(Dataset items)

* START *

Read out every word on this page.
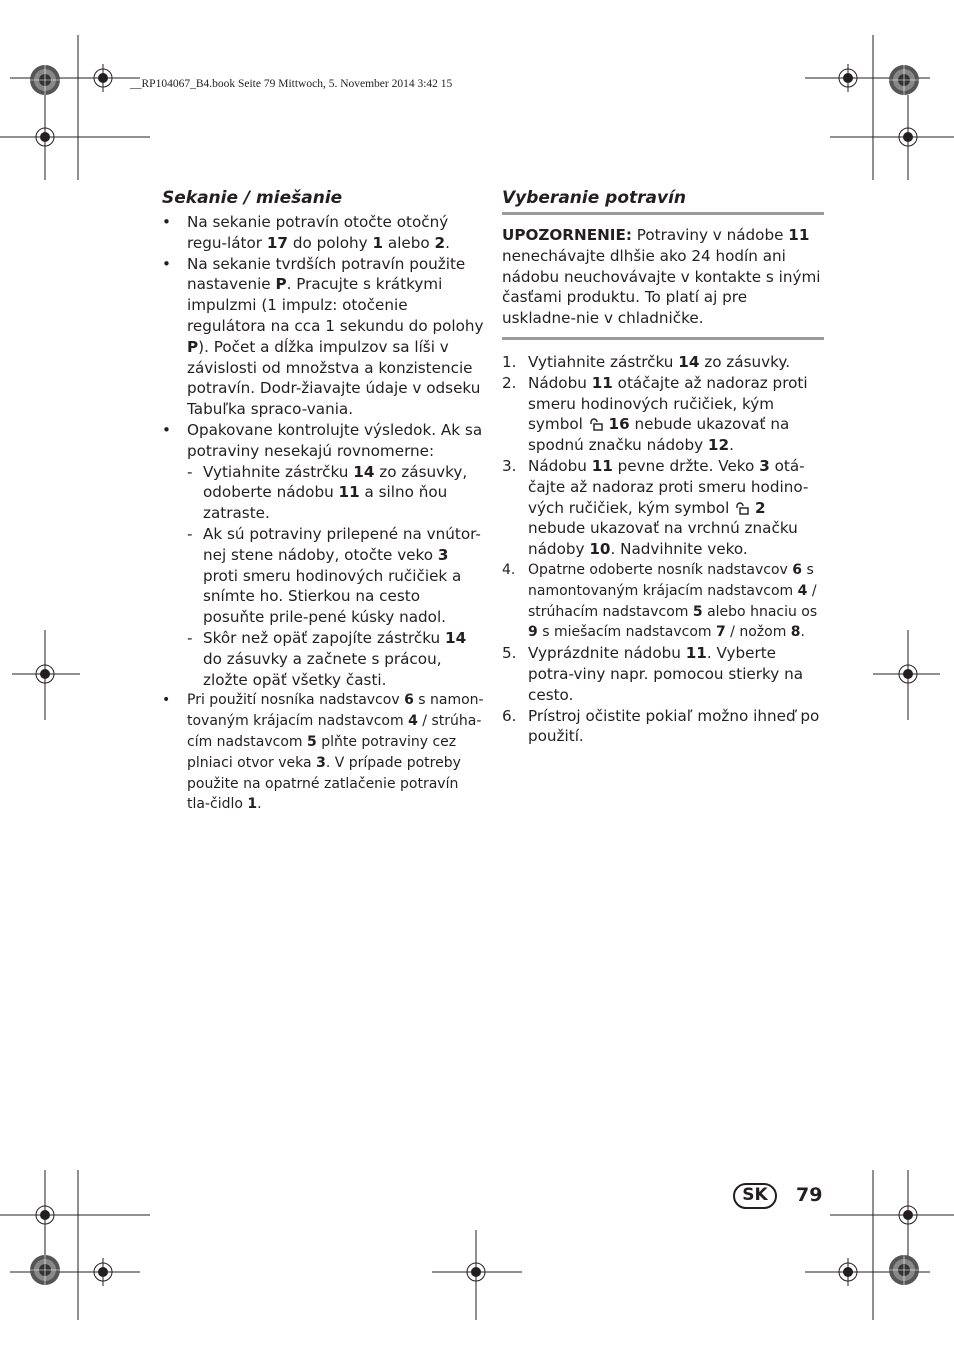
__RP104067_B4.book Seite 79 Mittwoch, 5. November 2014 3:42 15
Sekanie / miešanie
• Na sekanie potravín otočte otočný regu-látor 17 do polohy 1 alebo 2.
• Na sekanie tvrdších potravín použite nastavenie P. Pracujte s krátkymi impulzmi (1 impulz: otočenie regulátora na cca 1 sekundu do polohy P). Počet a dĺžka impulzov sa líši v závislosti od množstva a konzistencie potravín. Dodr-žiavajte údaje v odseku Tabuľka spraco-vania.
• Opakovane kontrolujte výsledok. Ak sa potraviny nesekajú rovnomerne:
- Vytiahnite zástrčku 14 zo zásuvky, odoberte nádobu 11 a silno ňou zatraste.
- Ak sú potraviny prilepené na vnútor-nej stene nádoby, otočte veko 3 proti smeru hodinových ručičiek a snímte ho. Stierkou na cesto posuňte prile-pené kúsky nadol.
- Skôr než opäť zapojíte zástrčku 14 do zásuvky a začnete s prácou, zložte opäť všetky časti.
• Pri použití nosníka nadstavcov 6 s namon-tovaným krájacím nadstavcom 4 / strúha-cím nadstavcom 5 plňte potraviny cez plniaci otvor veka 3. V prípade potreby použite na opatrné zatlačenie potravín tla-čidlo 1.
Vyberanie potravín
UPOZORNENIE: Potraviny v nádobe 11 nenechávajte dlhšie ako 24 hodín ani nádobu neuchovávajte v kontakte s inými časťami produktu. To platí aj pre uskladne-nie v chladničke.
1. Vytiahnite zástrčku 14 zo zásuvky.
2. Nádobu 11 otáčajte až nadoraz proti smeru hodinových ručičiek, kým symbol  16 nebude ukazovať na spodnú značku nádoby 12.
3. Nádobu 11 pevne držte. Veko 3 otá-čajte až nadoraz proti smeru hodino-vých ručičiek, kým symbol  2 nebude ukazovať na vrchnú značku nádoby 10. Nadvihnite veko.
4. Opatrne odoberte nosník nadstavcov 6 s namontovaným krájacím nadstavcom 4 / strúhacím nadstavcom 5 alebo hnaciu os 9 s miešacím nadstavcom 7 / nožom 8.
5. Vyprázdnite nádobu 11. Vyberte potra-viny napr. pomocou stierky na cesto.
6. Prístroj očistite pokiaľ možno ihneď po použití.
SK	79
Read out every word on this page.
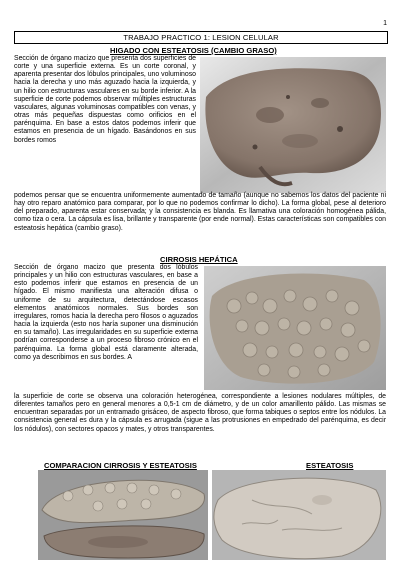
1
TRABAJO PRACTICO 1: LESION CELULAR
HIGADO CON ESTEATOSIS (CAMBIO GRASO)

Sección de órgano macizo que presenta dos superficies de corte y una superficie externa. Es un corte coronal, y aparenta presentar dos lóbulos principales, uno voluminoso hacia la derecha y uno más aguzado hacia la izquierda, y un hilio con estructuras vasculares en su borde inferior. A la superficie de corte podemos observar múltiples estructuras vasculares, algunas voluminosas compatibles con venas, y otras más pequeñas dispuestas como orificios en el parénquima. En base a estos datos podemos inferir que estamos en presencia de un hígado. Basándonos en sus bordes romos

podemos pensar que se encuentra uniformemente aumentado de tamaño (aunque no sabemos los datos del paciente ni hay otro reparo anatómico para comparar, por lo que no podemos confirmar lo dicho). La forma global, pese al deterioro del preparado, aparenta estar conservada; y la consistencia es blanda. Es llamativa una coloración homogénea pálida, como tiza o cera. La cápsula es lisa, brillante y transparente (por ende normal). Estas características son compatibles con esteatosis hepática (cambio graso).

CIRROSIS HEPÁTICA

Sección de órgano macizo que presenta dos lóbulos principales y un hilio con estructuras vasculares, en base a esto podemos inferir que estamos en presencia de un hígado. El mismo manifiesta una alteración difusa o uniforme de su arquitectura, detectándose escasos elementos anatómicos normales. Sus bordes son irregulares, romos hacia la derecha pero filosos o aguzados hacia la izquierda (esto nos haría suponer una disminución en su tamaño). Las irregularidades en su superficie externa podrían corresponderse a un proceso fibroso crónico en el parénquima. La forma global está claramente alterada, como ya describimos en sus bordes. A

la superficie de corte se observa una coloración heterogénea, correspondiente a lesiones nodulares múltiples, de diferentes tamaños pero en general menores a 0,5-1 cm de diámetro, y de un color amarillento pálido. Las mismas se encuentran separadas por un entramado grisáceo, de aspecto fibroso, que forma tabiques o septos entre los nódulos. La consistencia general es dura y la cápsula es arrugada (sigue a las protrusiones en empedrado del parénquima, es decir los nódulos), con sectores opacos y mates, y otros transparentes.

COMPARACION CIRROSIS Y ESTEATOSIS	ESTEATOSIS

* END *

**SET TASK**
Leave the images out and output the remaining material exactly as it stands.

**TASK OUTPUT**
Read out every word on this page.
__RP104067_B4.book Seite 79 Mittwoch, 5. November 2014 3:42 15
Sekanie / miešanie
• Na sekanie potravín otočte otočný regu-látor 17 do polohy 1 alebo 2.
• Na sekanie tvrdších potravín použite nastavenie P. Pracujte s krátkymi impulzmi (1 impulz: otočenie regulátora na cca 1 sekundu do polohy P). Počet a dĺžka impulzov sa líši v závislosti od množstva a konzistencie potravín. Dodr-žiavajte údaje v odseku Tabuľka spraco-vania.
• Opakovane kontrolujte výsledok. Ak sa potraviny nesekajú rovnomerne:
- Vytiahnite zástrčku 14 zo zásuvky, odoberte nádobu 11 a silno ňou zatraste.
- Ak sú potraviny prilepené na vnútor-nej stene nádoby, otočte veko 3 proti smeru hodinových ručičiek a snímte ho. Stierkou na cesto posuňte prile-pené kúsky nadol.
- Skôr než opäť zapojíte zástrčku 14 do zásuvky a začnete s prácou, zložte opäť všetky časti.
• Pri použití nosníka nadstavcov 6 s namon-tovaným krájacím nadstavcom 4 / strúha-cím nadstavcom 5 plňte potraviny cez plniaci otvor veka 3. V prípade potreby použite na opatrné zatlačenie potravín tla-čidlo 1.
Vyberanie potravín
UPOZORNENIE: Potraviny v nádobe 11 nenechávajte dlhšie ako 24 hodín ani nádobu neuchovávajte v kontakte s inými časťami produktu. To platí aj pre uskladne-nie v chladničke.
1. Vytiahnite zástrčku 14 zo zásuvky.
2. Nádobu 11 otáčajte až nadoraz proti smeru hodinových ručičiek, kým symbol  16 nebude ukazovať na spodnú značku nádoby 12.
3. Nádobu 11 pevne držte. Veko 3 otá-čajte až nadoraz proti smeru hodino-vých ručičiek, kým symbol  2 nebude ukazovať na vrchnú značku nádoby 10. Nadvihnite veko.
4. Opatrne odoberte nosník nadstavcov 6 s namontovaným krájacím nadstavcom 4 / strúhacím nadstavcom 5 alebo hnaciu os 9 s miešacím nadstavcom 7 / nožom 8.
5. Vyprázdnite nádobu 11. Vyberte potra-viny napr. pomocou stierky na cesto.
6. Prístroj očistite pokiaľ možno ihneď po použití.
SK	79
Read out every word on this page.
1
TRABAJO PRACTICO 1: LESION CELULAR
HIGADO CON ESTEATOSIS (CAMBIO GRASO)

Sección de órgano macizo que presenta dos superficies de corte y una superficie externa. Es un corte coronal, y aparenta presentar dos lóbulos principales, uno voluminoso hacia la derecha y uno más aguzado hacia la izquierda, y un hilio con estructuras vasculares en su borde inferior. A la superficie de corte podemos observar múltiples estructuras vasculares, algunas voluminosas compatibles con venas, y otras más pequeñas dispuestas como orificios en el parénquima. En base a estos datos podemos inferir que estamos en presencia de un hígado. Basándonos en sus bordes romos

podemos pensar que se encuentra uniformemente aumentado de tamaño (aunque no sabemos los datos del paciente ni hay otro reparo anatómico para comparar, por lo que no podemos confirmar lo dicho). La forma global, pese al deterioro del preparado, aparenta estar conservada; y la consistencia es blanda. Es llamativa una coloración homogénea pálida, como tiza o cera. La cápsula es lisa, brillante y transparente (por ende normal). Estas características son compatibles con esteatosis hepática (cambio graso).

CIRROSIS HEPÁTICA

Sección de órgano macizo que presenta dos lóbulos principales y un hilio con estructuras vasculares, en base a esto podemos inferir que estamos en presencia de un hígado. El mismo manifiesta una alteración difusa o uniforme de su arquitectura, detectándose escasos elementos anatómicos normales. Sus bordes son irregulares, romos hacia la derecha pero filosos o aguzados hacia la izquierda (esto nos haría suponer una disminución en su tamaño). Las irregularidades en su superficie externa podrían corresponderse a un proceso fibroso crónico en el parénquima. La forma global está claramente alterada, como ya describimos en sus bordes. A

la superficie de corte se observa una coloración heterogénea, correspondiente a lesiones nodulares múltiples, de diferentes tamaños pero en general menores a 0,5-1 cm de diámetro, y de un color amarillento pálido. Las mismas se encuentran separadas por un entramado grisáceo, de aspecto fibroso, que forma tabiques o septos entre los nódulos. La consistencia general es dura y la cápsula es arrugada (sigue a las protrusiones en empedrado del parénquima, es decir los nódulos), con sectores opacos y mates, y otros transparentes.

COMPARACION CIRROSIS Y ESTEATOSIS	ESTEATOSIS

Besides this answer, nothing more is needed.